◆ **JOB**: Note each line of the listing that contains the string "added", and copy it.

◆ **ITEMS**:
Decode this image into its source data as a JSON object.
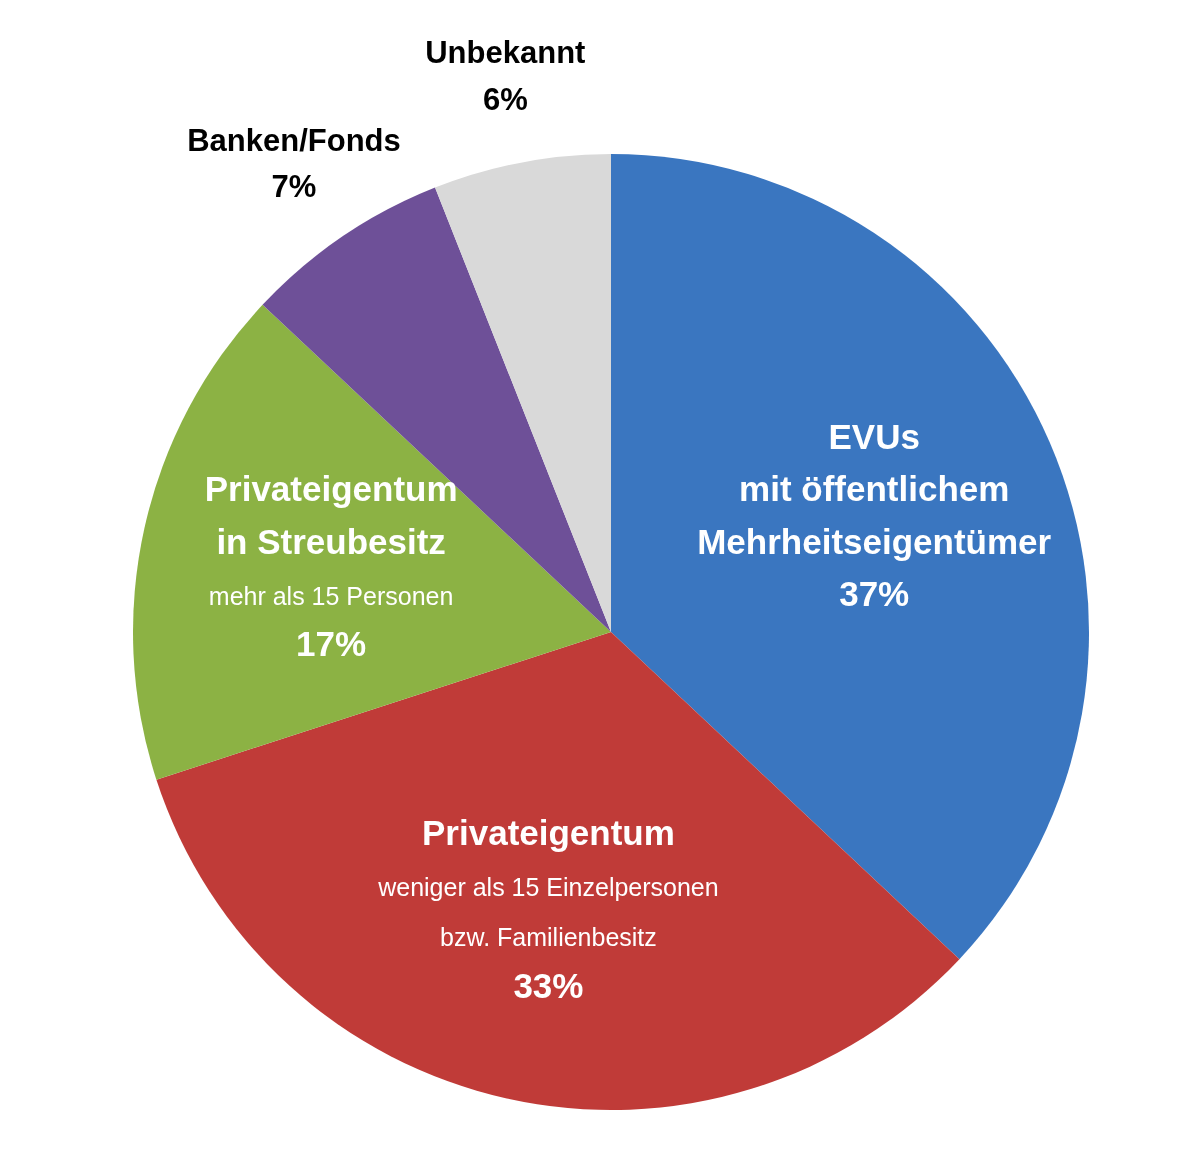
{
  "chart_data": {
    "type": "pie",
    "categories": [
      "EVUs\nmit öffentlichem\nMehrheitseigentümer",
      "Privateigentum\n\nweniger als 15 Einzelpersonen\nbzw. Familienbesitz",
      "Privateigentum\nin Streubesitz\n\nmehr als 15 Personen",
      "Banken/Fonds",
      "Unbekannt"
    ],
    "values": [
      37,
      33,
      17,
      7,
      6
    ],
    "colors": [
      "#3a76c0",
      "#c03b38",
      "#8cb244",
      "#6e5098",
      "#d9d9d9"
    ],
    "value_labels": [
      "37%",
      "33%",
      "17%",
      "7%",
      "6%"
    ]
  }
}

...

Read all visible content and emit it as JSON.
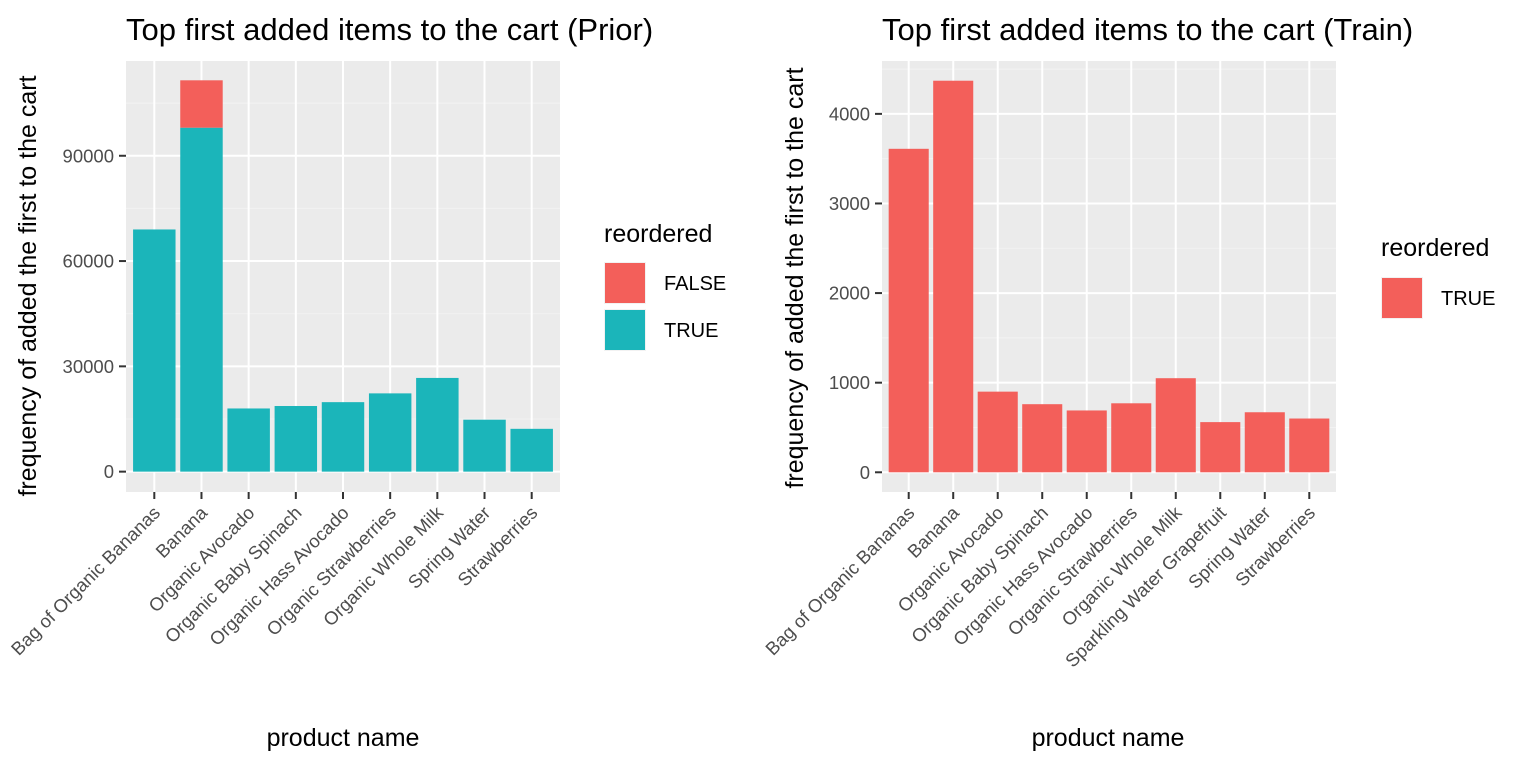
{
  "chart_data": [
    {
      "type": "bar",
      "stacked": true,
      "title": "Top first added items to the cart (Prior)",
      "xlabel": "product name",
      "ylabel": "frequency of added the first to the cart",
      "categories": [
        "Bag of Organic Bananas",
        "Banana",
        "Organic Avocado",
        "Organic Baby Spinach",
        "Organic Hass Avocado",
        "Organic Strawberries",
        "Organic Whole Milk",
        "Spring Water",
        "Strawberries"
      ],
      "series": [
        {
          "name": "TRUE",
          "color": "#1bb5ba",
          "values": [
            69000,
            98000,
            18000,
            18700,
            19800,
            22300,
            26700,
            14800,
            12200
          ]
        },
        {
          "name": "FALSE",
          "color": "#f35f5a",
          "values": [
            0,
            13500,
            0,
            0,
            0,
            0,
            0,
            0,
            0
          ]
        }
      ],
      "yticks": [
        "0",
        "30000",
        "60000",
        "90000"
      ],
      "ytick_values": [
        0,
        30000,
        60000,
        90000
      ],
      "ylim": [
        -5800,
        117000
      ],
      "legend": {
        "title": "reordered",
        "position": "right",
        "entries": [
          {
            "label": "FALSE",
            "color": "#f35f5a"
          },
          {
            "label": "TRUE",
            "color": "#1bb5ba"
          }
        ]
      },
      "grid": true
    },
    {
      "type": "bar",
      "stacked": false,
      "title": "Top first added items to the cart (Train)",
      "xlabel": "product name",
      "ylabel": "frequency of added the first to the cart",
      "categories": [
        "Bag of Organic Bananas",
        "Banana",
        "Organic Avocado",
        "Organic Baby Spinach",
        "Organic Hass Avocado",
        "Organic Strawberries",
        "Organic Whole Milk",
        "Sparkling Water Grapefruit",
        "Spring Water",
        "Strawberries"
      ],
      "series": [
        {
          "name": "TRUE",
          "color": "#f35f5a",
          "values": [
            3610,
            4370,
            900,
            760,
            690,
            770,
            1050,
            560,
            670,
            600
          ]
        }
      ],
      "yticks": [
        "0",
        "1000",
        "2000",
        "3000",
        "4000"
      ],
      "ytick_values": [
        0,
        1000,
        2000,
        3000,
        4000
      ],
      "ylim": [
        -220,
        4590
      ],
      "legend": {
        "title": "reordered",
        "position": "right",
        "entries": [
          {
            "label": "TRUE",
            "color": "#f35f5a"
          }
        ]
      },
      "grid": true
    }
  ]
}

◆ **SOLUTION FOR THIS EXERCISE**:
      "title": "Top first added items to the cart (Prior)",
      "ylabel": "frequency of added the first to the cart",
      "title": "Top first added items to the cart (Train)",
      "ylabel": "frequency of added the first to the cart",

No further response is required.